▶ [Task details]:
In the material below, find every line with "this" and pull it out.
** BEGIN Entries provided **
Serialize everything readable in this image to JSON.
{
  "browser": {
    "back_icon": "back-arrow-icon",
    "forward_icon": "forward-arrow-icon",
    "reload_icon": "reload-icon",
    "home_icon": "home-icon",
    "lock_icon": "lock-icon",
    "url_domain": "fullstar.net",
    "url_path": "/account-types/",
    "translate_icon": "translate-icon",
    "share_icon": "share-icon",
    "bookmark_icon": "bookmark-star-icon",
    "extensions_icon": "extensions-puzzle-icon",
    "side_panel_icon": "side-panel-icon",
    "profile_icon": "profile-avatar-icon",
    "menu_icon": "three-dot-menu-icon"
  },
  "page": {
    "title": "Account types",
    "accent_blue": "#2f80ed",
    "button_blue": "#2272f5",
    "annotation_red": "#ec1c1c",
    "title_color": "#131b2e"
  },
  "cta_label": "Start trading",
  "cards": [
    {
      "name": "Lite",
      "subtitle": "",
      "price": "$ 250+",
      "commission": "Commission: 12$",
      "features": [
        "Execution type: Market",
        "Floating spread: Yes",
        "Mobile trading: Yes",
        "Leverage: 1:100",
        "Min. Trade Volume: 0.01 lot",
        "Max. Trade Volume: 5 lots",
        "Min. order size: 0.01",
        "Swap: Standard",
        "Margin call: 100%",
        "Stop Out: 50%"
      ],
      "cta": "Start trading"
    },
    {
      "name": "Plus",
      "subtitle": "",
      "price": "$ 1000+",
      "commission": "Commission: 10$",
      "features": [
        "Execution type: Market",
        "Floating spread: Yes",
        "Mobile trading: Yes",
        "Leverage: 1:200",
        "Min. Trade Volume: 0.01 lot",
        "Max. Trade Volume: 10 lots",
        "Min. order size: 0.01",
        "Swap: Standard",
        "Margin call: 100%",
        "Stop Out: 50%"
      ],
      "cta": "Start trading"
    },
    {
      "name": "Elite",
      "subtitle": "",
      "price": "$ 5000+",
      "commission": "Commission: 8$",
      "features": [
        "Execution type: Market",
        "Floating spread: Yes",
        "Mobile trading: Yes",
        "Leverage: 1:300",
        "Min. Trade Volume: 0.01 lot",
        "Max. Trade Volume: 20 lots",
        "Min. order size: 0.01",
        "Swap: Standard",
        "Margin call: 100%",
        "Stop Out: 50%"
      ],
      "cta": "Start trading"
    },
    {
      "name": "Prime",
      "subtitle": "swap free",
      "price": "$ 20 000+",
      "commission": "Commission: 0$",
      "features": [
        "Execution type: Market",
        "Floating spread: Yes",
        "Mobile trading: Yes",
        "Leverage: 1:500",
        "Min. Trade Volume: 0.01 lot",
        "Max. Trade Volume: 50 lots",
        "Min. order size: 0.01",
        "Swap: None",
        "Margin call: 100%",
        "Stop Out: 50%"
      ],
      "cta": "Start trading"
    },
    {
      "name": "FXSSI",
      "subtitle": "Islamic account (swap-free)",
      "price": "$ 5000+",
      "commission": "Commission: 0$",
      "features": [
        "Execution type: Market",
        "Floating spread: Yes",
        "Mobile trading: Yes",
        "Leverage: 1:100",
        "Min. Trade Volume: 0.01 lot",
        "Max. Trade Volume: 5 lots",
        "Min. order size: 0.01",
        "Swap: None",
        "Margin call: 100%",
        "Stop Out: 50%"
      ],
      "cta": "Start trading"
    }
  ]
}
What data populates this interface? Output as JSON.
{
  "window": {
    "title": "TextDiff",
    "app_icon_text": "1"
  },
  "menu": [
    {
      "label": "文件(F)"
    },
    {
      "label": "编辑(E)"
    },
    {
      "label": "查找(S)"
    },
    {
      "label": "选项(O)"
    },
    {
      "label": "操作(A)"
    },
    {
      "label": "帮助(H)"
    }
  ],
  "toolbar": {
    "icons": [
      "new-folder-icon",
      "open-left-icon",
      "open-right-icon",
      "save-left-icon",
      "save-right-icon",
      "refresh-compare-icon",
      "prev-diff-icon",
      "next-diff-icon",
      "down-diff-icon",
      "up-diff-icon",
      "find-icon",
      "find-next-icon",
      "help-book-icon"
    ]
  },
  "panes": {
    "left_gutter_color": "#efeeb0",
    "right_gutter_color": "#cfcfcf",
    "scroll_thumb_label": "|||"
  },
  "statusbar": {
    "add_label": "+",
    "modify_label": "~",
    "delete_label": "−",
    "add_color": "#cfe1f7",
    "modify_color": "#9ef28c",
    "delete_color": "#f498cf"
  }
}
** END Entries provided **
▶ [Exercise output]:
Serialize everything readable in this image to JSON.
What data populates this interface? Output as JSON.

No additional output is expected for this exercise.